_SET EXERCISE:_ Gather all lines containing the string "femorale" and copy them out.

_SUPPLIED RECORDS:_
--- --- ---

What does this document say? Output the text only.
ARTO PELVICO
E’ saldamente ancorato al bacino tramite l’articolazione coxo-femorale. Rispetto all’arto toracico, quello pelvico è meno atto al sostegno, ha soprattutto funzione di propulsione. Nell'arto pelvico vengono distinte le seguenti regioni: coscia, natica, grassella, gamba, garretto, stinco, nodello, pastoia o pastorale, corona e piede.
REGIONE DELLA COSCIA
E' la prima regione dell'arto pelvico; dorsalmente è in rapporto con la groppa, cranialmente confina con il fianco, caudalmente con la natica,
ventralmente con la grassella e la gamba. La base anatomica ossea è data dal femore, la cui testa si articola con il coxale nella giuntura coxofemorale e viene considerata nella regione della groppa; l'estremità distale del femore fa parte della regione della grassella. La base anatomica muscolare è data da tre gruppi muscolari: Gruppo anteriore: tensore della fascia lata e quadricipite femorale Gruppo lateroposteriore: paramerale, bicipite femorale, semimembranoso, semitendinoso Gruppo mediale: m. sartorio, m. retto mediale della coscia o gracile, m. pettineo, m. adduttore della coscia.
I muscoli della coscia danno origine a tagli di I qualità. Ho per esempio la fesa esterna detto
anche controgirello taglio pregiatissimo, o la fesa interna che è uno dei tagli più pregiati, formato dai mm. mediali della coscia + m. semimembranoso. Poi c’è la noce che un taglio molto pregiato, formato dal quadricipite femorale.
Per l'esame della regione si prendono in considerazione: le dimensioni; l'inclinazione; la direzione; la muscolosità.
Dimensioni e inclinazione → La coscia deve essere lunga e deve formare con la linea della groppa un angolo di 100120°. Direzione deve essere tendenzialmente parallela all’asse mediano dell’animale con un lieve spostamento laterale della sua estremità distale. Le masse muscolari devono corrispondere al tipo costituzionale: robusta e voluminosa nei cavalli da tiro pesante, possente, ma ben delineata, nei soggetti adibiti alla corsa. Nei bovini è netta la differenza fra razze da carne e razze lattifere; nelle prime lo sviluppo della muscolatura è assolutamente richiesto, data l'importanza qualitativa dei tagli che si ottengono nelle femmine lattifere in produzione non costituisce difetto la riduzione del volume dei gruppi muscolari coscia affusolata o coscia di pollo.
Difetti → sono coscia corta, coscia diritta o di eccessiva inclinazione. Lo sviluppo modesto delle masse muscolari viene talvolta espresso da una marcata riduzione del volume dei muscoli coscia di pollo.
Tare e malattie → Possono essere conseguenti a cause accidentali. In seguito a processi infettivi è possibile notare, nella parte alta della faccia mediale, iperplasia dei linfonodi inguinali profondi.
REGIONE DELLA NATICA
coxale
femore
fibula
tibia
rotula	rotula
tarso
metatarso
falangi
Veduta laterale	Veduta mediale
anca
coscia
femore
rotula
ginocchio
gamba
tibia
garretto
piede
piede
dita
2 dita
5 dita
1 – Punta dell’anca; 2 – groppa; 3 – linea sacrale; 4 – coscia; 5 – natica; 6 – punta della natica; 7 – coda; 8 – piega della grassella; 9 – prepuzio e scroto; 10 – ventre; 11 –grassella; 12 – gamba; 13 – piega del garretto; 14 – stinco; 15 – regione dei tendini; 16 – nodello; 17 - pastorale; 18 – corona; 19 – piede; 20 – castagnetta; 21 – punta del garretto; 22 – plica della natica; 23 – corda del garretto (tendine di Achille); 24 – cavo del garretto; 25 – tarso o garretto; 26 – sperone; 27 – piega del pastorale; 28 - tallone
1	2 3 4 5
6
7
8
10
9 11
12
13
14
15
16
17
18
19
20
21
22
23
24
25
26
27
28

--- --- ---

_PROBLEM SOLUTION:_
E’ saldamente ancorato al bacino tramite l’articolazione coxo-femorale. Rispetto all’arto toracico, quello pelvico è meno atto al sostegno, ha soprattutto funzione di propulsione. Nell'arto pelvico vengono distinte le seguenti regioni: coscia, natica, grassella, gamba, garretto, stinco, nodello, pastoia o pastorale, corona e piede.
ventralmente con la grassella e la gamba. La base anatomica ossea è data dal femore, la cui testa si articola con il coxale nella giuntura coxofemorale e viene considerata nella regione della groppa; l'estremità distale del femore fa parte della regione della grassella. La base anatomica muscolare è data da tre gruppi muscolari: Gruppo anteriore: tensore della fascia lata e quadricipite femorale Gruppo lateroposteriore: paramerale, bicipite femorale, semimembranoso, semitendinoso Gruppo mediale: m. sartorio, m. retto mediale della coscia o gracile, m. pettineo, m. adduttore della coscia.
anche controgirello taglio pregiatissimo, o la fesa interna che è uno dei tagli più pregiati, formato dai mm. mediali della coscia + m. semimembranoso. Poi c’è la noce che un taglio molto pregiato, formato dal quadricipite femorale.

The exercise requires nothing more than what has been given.